═════ Stored data ═════

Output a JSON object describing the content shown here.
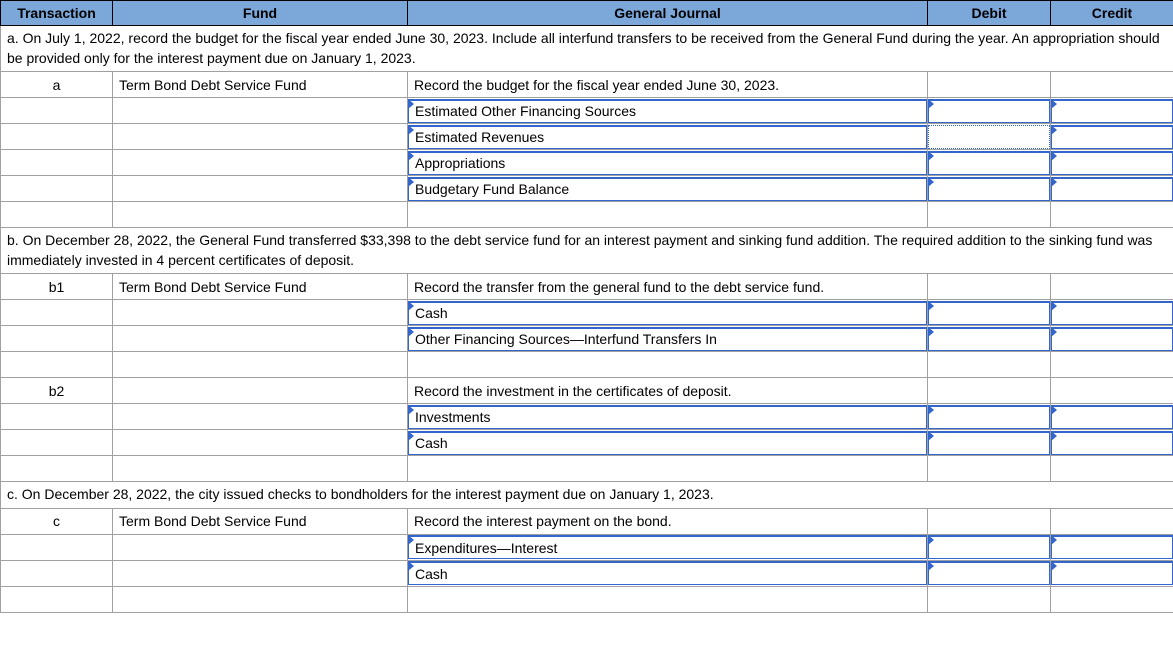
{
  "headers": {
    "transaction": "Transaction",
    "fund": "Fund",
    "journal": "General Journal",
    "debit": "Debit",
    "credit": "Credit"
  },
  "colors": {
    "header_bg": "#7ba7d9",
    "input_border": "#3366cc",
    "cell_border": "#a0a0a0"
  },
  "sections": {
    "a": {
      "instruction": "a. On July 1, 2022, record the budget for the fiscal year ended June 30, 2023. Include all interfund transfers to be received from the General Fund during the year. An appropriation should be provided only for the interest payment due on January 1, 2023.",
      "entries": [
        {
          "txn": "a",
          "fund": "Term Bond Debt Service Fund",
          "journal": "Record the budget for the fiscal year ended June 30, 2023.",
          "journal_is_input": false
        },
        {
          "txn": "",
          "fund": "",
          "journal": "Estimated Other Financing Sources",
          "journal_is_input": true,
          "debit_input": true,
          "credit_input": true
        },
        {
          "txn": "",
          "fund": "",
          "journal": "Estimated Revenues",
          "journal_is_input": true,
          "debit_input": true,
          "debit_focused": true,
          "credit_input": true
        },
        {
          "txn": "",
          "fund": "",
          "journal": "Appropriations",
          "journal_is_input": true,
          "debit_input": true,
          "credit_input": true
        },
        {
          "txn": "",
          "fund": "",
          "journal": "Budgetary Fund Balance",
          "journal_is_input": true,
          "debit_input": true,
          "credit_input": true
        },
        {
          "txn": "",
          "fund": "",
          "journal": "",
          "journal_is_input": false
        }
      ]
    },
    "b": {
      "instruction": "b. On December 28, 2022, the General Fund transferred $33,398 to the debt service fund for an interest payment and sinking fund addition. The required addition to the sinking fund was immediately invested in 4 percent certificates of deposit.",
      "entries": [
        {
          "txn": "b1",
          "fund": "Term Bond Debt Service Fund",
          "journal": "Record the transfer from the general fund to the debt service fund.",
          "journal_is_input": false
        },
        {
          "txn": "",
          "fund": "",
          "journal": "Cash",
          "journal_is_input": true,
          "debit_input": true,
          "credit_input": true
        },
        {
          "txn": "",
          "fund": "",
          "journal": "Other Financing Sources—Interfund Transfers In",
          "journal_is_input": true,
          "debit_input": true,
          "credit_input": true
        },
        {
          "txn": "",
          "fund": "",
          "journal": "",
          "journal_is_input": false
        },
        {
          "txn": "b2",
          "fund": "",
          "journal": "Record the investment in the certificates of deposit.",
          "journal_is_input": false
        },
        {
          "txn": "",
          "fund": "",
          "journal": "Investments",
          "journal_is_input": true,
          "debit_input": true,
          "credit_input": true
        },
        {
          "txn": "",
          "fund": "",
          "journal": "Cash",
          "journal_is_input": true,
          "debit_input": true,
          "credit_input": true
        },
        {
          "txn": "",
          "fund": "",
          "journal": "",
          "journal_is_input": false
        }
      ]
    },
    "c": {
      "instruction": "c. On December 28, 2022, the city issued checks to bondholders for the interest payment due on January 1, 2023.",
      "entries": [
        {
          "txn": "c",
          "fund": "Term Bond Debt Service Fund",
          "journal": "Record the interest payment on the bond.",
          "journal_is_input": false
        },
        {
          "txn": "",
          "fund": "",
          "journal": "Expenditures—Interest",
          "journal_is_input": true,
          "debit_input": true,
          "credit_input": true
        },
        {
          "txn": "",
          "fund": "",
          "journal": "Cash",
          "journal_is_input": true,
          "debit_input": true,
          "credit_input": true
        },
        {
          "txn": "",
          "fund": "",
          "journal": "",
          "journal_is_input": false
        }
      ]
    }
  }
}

═════

# What you should do:
In the listing above, locate each line with "Financing" and copy it.

# Solution for this exercise:
          "journal": "Estimated Other Financing Sources",
          "journal": "Other Financing Sources—Interfund Transfers In",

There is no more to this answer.